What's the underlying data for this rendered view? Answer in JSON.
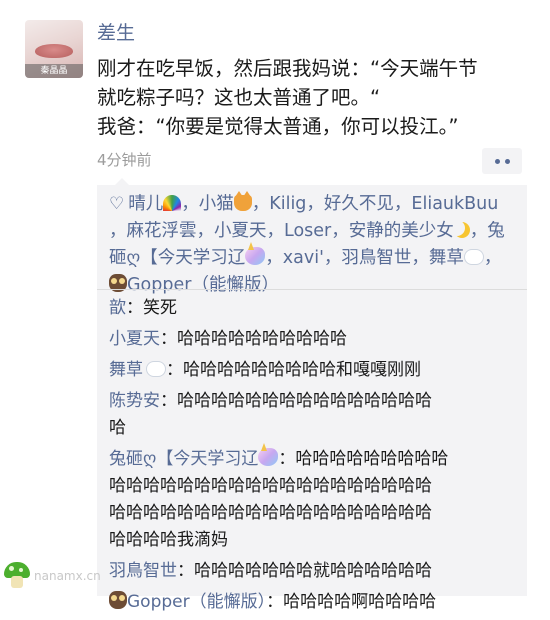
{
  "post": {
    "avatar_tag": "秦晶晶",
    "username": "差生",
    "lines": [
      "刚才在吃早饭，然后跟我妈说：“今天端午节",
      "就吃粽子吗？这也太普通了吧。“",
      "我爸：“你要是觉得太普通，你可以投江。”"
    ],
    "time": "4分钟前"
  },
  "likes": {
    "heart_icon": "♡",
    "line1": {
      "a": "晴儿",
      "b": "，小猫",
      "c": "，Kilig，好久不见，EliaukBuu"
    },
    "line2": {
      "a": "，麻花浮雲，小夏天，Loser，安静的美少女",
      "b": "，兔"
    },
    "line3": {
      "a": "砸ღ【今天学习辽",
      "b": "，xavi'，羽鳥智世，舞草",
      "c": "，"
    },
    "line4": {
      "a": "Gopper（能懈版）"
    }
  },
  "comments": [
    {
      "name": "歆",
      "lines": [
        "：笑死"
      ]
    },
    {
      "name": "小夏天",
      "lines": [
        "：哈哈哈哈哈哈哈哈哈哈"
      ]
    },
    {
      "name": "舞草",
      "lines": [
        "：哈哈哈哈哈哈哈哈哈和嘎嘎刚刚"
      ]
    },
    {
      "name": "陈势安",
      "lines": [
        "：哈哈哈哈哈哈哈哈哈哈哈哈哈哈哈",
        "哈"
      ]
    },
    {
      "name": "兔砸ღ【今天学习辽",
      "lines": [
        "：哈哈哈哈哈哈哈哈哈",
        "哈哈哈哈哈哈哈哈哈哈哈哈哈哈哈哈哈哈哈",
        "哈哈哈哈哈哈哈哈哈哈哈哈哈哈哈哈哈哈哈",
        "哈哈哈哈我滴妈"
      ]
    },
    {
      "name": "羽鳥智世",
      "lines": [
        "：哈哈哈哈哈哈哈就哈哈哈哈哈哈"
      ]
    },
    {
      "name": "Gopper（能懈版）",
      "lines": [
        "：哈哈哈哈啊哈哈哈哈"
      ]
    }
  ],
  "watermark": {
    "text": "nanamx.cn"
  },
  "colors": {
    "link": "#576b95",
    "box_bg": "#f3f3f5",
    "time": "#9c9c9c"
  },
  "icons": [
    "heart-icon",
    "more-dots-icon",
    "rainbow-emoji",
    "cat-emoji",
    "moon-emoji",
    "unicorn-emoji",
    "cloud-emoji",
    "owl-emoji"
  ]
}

==

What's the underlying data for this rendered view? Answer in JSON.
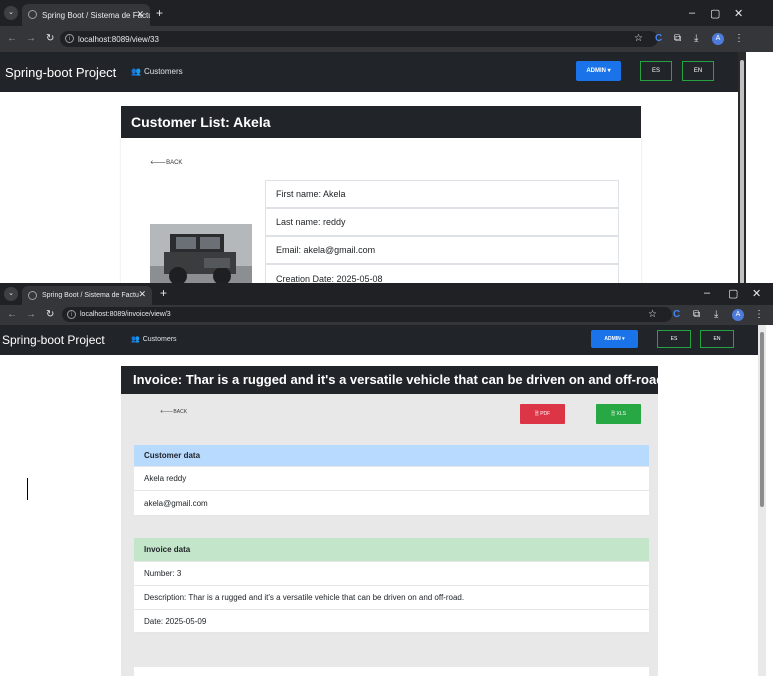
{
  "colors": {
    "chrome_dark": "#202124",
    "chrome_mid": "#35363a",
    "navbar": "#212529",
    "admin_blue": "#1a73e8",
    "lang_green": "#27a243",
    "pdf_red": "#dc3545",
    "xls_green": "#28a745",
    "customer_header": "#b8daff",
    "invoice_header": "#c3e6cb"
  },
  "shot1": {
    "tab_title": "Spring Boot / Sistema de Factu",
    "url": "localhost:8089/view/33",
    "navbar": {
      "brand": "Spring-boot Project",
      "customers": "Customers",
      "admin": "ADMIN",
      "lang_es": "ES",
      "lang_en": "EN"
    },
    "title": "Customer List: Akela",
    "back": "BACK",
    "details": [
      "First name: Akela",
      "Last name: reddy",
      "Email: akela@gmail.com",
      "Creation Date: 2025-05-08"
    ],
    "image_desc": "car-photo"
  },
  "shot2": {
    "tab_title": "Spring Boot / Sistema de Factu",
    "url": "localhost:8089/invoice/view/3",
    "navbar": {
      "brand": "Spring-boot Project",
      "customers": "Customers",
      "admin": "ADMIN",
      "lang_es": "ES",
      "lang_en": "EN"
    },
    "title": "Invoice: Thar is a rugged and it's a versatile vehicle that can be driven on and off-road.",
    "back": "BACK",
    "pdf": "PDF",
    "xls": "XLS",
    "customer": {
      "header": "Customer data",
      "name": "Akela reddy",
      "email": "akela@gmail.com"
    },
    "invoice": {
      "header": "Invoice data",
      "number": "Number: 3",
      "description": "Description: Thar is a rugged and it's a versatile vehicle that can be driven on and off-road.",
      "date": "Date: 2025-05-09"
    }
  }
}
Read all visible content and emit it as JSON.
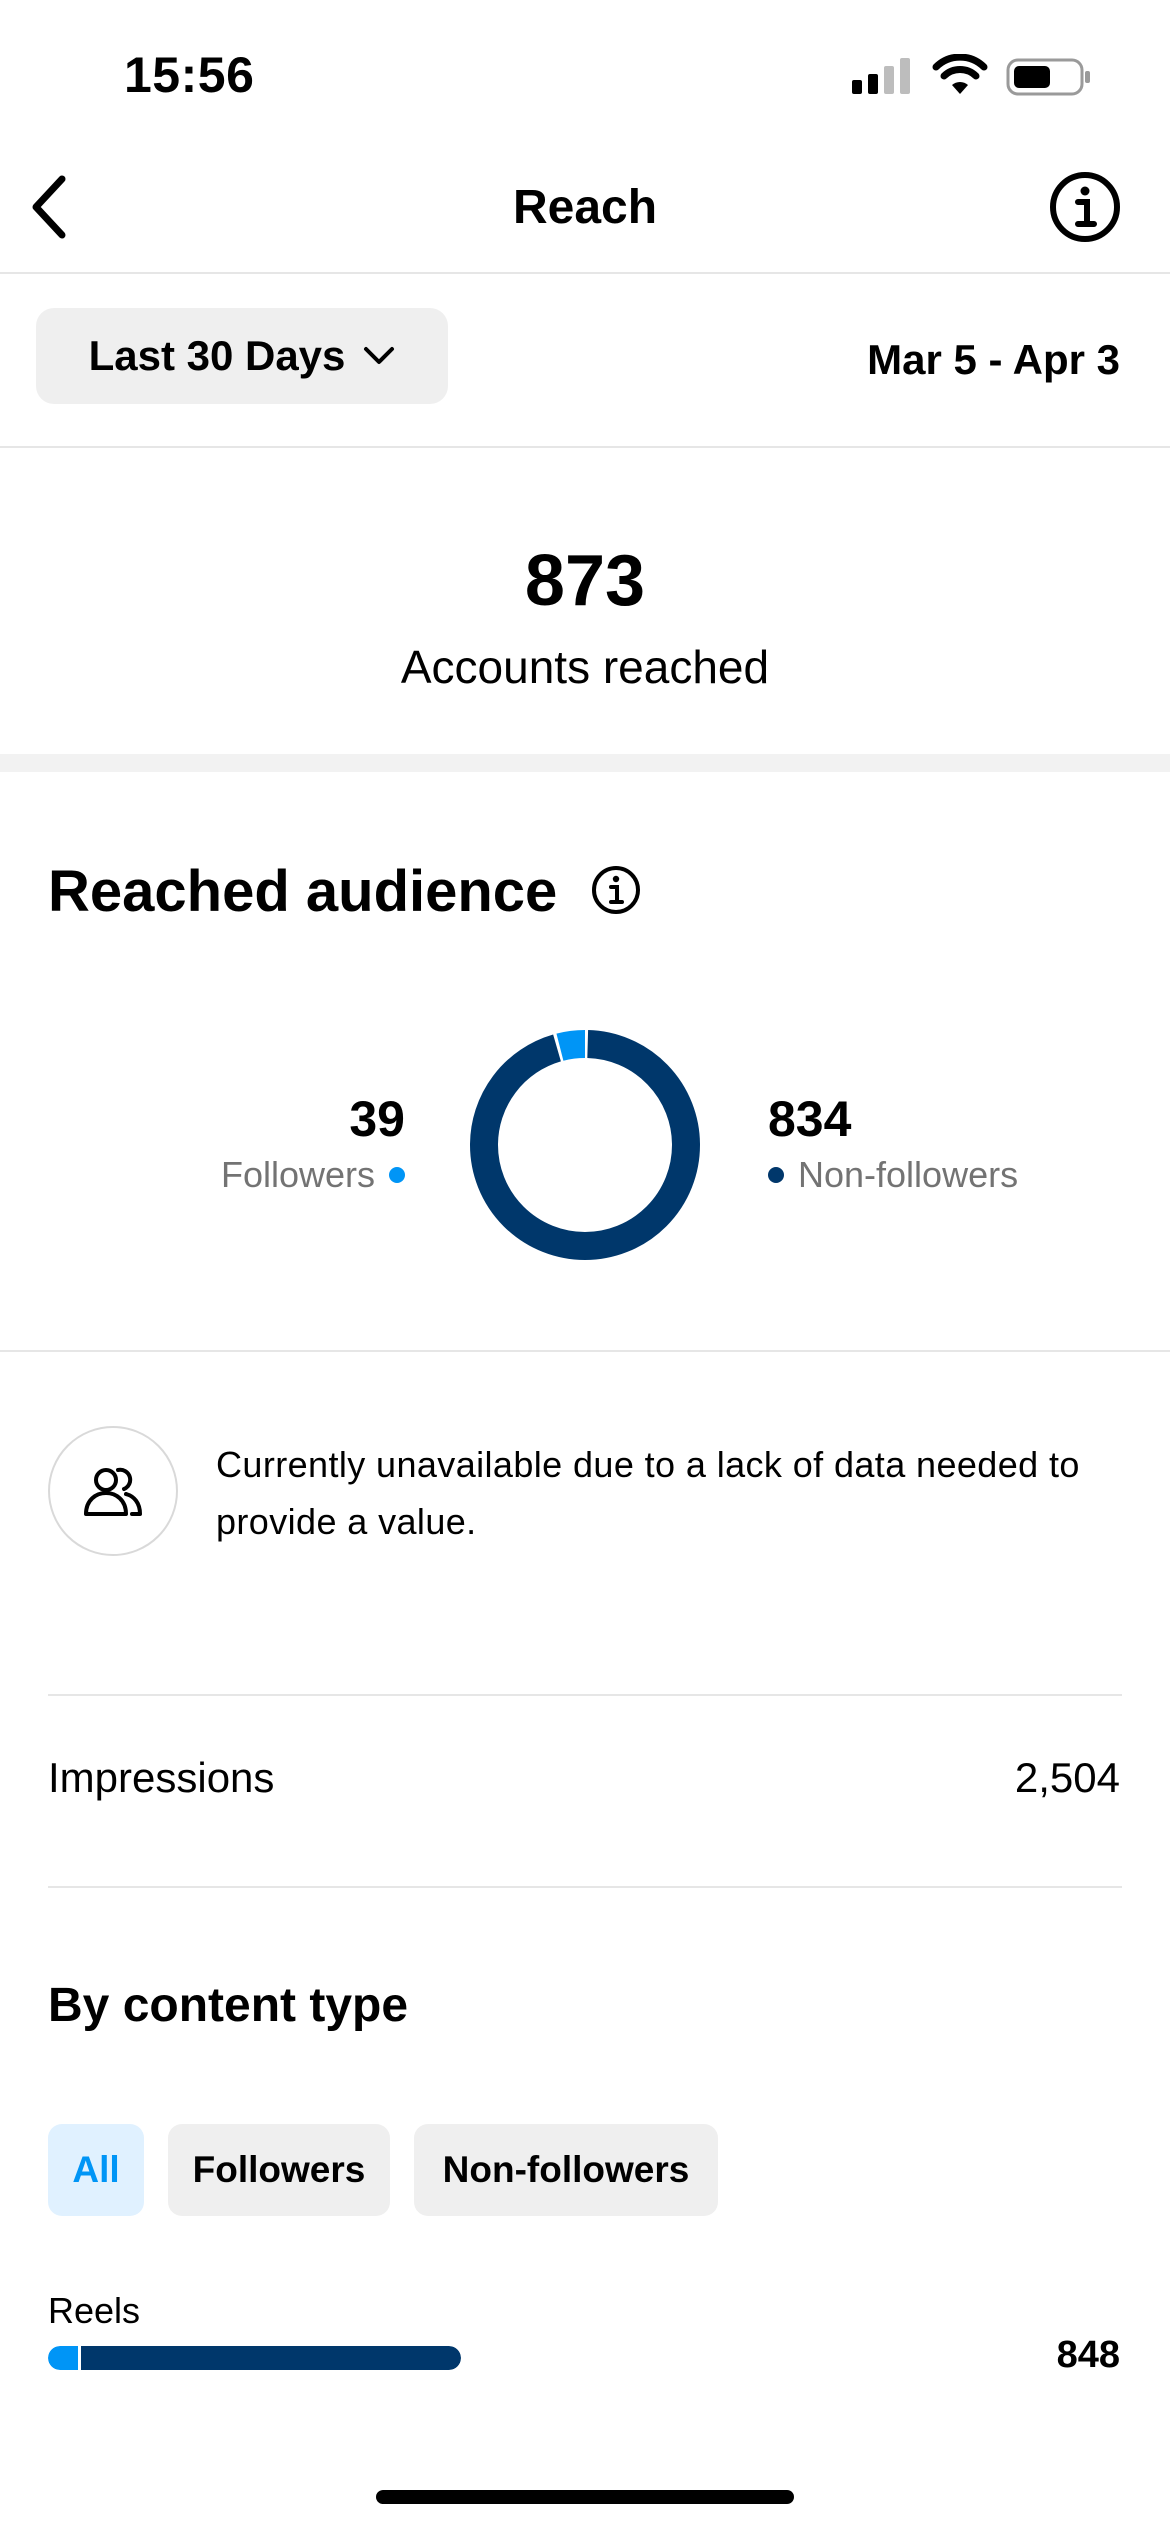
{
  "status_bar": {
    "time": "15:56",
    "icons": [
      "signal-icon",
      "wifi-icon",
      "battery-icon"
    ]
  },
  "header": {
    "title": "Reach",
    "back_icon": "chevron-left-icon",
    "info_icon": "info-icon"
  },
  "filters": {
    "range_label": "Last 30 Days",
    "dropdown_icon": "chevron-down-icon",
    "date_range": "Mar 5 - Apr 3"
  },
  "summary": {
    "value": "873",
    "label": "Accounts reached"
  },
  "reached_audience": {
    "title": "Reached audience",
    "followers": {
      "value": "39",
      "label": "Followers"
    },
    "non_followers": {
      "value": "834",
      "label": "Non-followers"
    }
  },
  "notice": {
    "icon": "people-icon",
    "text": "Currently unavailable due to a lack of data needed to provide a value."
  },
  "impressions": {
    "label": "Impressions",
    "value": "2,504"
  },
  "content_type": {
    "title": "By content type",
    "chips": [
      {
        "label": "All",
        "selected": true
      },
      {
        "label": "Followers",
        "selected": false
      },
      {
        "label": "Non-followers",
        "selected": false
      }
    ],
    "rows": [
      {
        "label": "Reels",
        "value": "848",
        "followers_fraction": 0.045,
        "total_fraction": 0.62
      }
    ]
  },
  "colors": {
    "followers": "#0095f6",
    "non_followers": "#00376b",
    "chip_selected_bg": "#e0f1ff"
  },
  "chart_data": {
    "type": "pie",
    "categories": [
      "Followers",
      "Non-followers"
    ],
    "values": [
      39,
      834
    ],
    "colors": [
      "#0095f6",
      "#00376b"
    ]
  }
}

OBJECTIVE :: Copy every line of the listing where the word "that" appears.

WORKED SOLUTION ::
    "title": "Invoice: Thar is a rugged and it's a versatile vehicle that can be driven on and off-road.",
      "description": "Description: Thar is a rugged and it's a versatile vehicle that can be driven on and off-road.",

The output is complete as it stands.